REQUEST 1
Reproduce word for word everything in the listing from the line that contains "- Text: The SYSTEM command returns" down to the line that contains "- Text: Parameters: Parameters: [468, 406, 554, 420]", including both of those lines.

SOURCE EXTRACT
— start —
General. We continue to attract franchisees with significant restaurant and retail experience. We consider our franchisees to be a vital part of our system’s continued growth and believe our relationship with our franchisees is good. As of December 25, 2011, there were 3,255 franchised Papa John’s restaurants operating in all 50 states, the District of Columbia, Puerto Rico and 33 countries. As of December 25, 2011, we have development agreements with our franchisees for approximately 350 additional North America restaurants, the majority of which are committed to open over the next six years, and agreements for approximately 1,200 additional international franchised restaurants, the majority of which are scheduled to open over the next six years. There can be no assurance that all of these restaurants will be opened or that the development schedule set forth in the development agreements will be achieved. During 2011, 304 (166 North America and 138 international) franchised Papa John’s restaurants were opened.

Approval. Franchisees are approved on the basis of the applicant’s business background, restaurant operating experience and financial resources. We seek franchisees to enter into development agreements for single or multiple restaurants. We require each franchisee to complete our training program or to hire a full-time operator who completes the training and has either an equity interest or the right to acquire an equity interest in the franchise operation. Outside the United States, we will allow an approved bonus plan to substitute for the equity interest.

North America Development and Franchise Agreements. We enter into development agreements with our franchisees in North America for the opening of a specified number of restaurants within a defined period of time and specified geographic area. Substantially all existing franchise agreements have an initial 10-year term with a 10-year renewal option. We have the right to terminate a franchise agreement for a variety of reasons, including a franchisee’s failure to make payments when due or failure to adhere to our policies and standards. Many state franchise laws limit the ability of a franchisor to terminate or refuse to renew a franchise.
— end —
DATASET RECORDS
— start —
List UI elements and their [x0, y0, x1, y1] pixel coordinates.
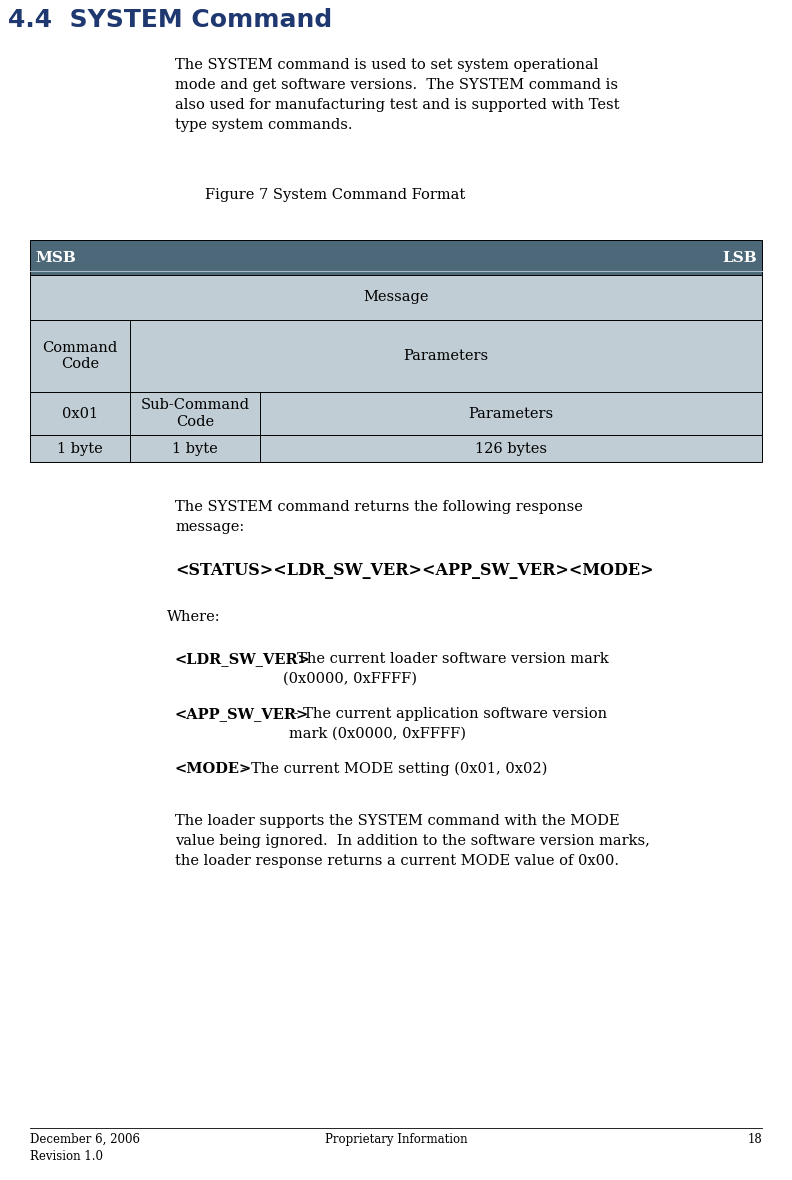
- Text: The SYSTEM command returns the following response
message:: The SYSTEM command returns the following…: [175, 500, 583, 535]
- Text: Command
Code: Command Code: [43, 341, 118, 371]
- Text: The SYSTEM command is used to set system operational
mode and get software versi: The SYSTEM command is used to set system…: [175, 58, 619, 132]
- Bar: [30, 320, 762, 392]
- Text: 0x01: 0x01: [62, 406, 98, 420]
- Text: MSB: MSB: [35, 250, 76, 264]
- Text: <STATUS><LDR_SW_VER><APP_SW_VER><MODE>: <STATUS><LDR_SW_VER><APP_SW_VER><MODE>: [175, 562, 653, 579]
- Text: - The current application software version
mark (0x0000, 0xFFFF): - The current application software versi…: [289, 707, 607, 741]
- Text: Proprietary Information: Proprietary Information: [325, 1133, 467, 1146]
- Text: Message: Message: [364, 290, 428, 304]
- Text: Where:: Where:: [167, 610, 221, 624]
- Text: <APP_SW_VER>: <APP_SW_VER>: [175, 707, 309, 721]
- Text: Sub-Command
Code: Sub-Command Code: [140, 399, 249, 428]
- Text: - The current MODE setting (0x01, 0x02): - The current MODE setting (0x01, 0x02): [237, 762, 547, 776]
- Text: 1 byte: 1 byte: [57, 441, 103, 455]
- Text: Parameters: Parameters: [468, 406, 554, 420]
- Text: 18: 18: [747, 1133, 762, 1146]
- Bar: [30, 435, 762, 463]
- Text: <LDR_SW_VER>: <LDR_SW_VER>: [175, 653, 311, 666]
- Text: December 6, 2006
Revision 1.0: December 6, 2006 Revision 1.0: [30, 1133, 140, 1163]
- Text: Parameters: Parameters: [403, 349, 489, 363]
- Text: 1 byte: 1 byte: [172, 441, 218, 455]
- Text: 4.4  SYSTEM Command: 4.4 SYSTEM Command: [8, 8, 333, 32]
- Text: Figure 7 System Command Format: Figure 7 System Command Format: [205, 188, 465, 202]
- Text: <MODE>: <MODE>: [175, 762, 252, 776]
- Bar: [30, 275, 762, 320]
- Text: LSB: LSB: [722, 250, 757, 264]
- Bar: [30, 392, 762, 435]
- Text: The loader supports the SYSTEM command with the MODE
value being ignored.  In ad: The loader supports the SYSTEM command w…: [175, 814, 650, 868]
- Bar: [30, 240, 762, 275]
- Text: - The current loader software version mark
(0x0000, 0xFFFF): - The current loader software version ma…: [283, 653, 609, 686]
- Text: 126 bytes: 126 bytes: [475, 441, 547, 455]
— end —
REQUEST 2
Resume the text on Papa John's franchising after its last sentence.

REPLY 1
- Text: The SYSTEM command returns the following response
message:: The SYSTEM command returns the following…: [175, 500, 583, 535]
- Text: Command
Code: Command Code: [43, 341, 118, 371]
- Text: The SYSTEM command is used to set system operational
mode and get software versi: The SYSTEM command is used to set system…: [175, 58, 619, 132]
- Bar: [30, 320, 762, 392]
- Text: 0x01: 0x01: [62, 406, 98, 420]
- Text: MSB: MSB: [35, 250, 76, 264]
- Text: <STATUS><LDR_SW_VER><APP_SW_VER><MODE>: <STATUS><LDR_SW_VER><APP_SW_VER><MODE>: [175, 562, 653, 579]
- Text: - The current application software version
mark (0x0000, 0xFFFF): - The current application software versi…: [289, 707, 607, 741]
- Text: Proprietary Information: Proprietary Information: [325, 1133, 467, 1146]
- Text: Message: Message: [364, 290, 428, 304]
- Text: Where:: Where:: [167, 610, 221, 624]
- Text: <APP_SW_VER>: <APP_SW_VER>: [175, 707, 309, 721]
- Text: Sub-Command
Code: Sub-Command Code: [140, 399, 249, 428]
- Text: - The current MODE setting (0x01, 0x02): - The current MODE setting (0x01, 0x02): [237, 762, 547, 776]
- Text: 1 byte: 1 byte: [57, 441, 103, 455]
- Text: Parameters: Parameters: [468, 406, 554, 420]

REPLY 2
We provide assistance to Papa John’s franchisees in selecting sites, developing restaurants and evaluating the physical specifications for typical restaurants. Each franchisee is responsible for selecting the location for its restaurants but must obtain our approval of restaurant design and location based on accessibility and visibility of the site and targeted demographic factors, including population density, income, age and traffic. Our North America franchisees may purchase complete new store equipment packages through an approved third-party supplier.
 
 
7

 
 
Under our standard domestic development agreement, the franchisee is required to pay, at the time of signing the agreement, a non-refundable fee of $25,000 for the first restaurant and $5,000 for any additional restaurants. The non-refundable fee is credited against the standard $25,000 franchise fee payable to us upon signing the franchise agreement for a specific location. Generally, a franchise agreement is executed when a franchisee secures a location. Our current standard development agreement requires the franchisee to pay a royalty fee of 5% of sales and the majority of our existing franchised restaurants also have a 5% royalty rate in effect.

Domestic Franchise Development Incentives. Beginning in 2009, we started offering certain development incentives to domestic franchisees to increase unit openings. Such incentives included the following for 2011 traditional openings: (1) no franchise fee (standard fee is $25,000); (2) the waiver of some or all of the 5% royalty fee for a limited amount of time, not to exceed 18 months; (3) a credit for the purchase of ovens; and (4) a credit to be applied toward a future food purchase, under certain circumstances. Our 2012 incentives will be similar to those offered in 2011. We believe the development incentive programs have increased unit openings since 2009 and expect they will continue to do so in 2012.

Marketing Fund. The Marketing Fund contribution rate for 2012 has been set by the system at 4.0%, the same rate as in 2011. In consideration of agreeing to set the rate over a multi-year period, during 2012 and 2013 franchisees may earn up to a 45 basis point royalty rebate (against our standard 5.0% royalty rate) by meeting certain sales growth targets and/or capital investment initiatives.

Franchise Support Initiatives. From time to time, we offer additional discretionary support initiatives to our franchisees, including:
 
Food cost relief by lowering the commissary margin on certain commodities sold by PJFS to the franchise system and by providing incentive rebate opportunities;
Targeted royalty relief and local marketing support to assist certain identified franchisees or markets; and
Restaurant opening incentives.
 
In 2010 (none in 2011), we provided additional system-wide national marketing contributions, additional system-wide local print marketing contributions and certain other system-wide incentives.

In 2012, we plan to continue domestic franchise support initiatives. We believe the support programs have mitigated potential unit closures and strengthened our brand during this challenging economic environment. In addition to reducing unit closures, other important objectives of the support program include growing market share.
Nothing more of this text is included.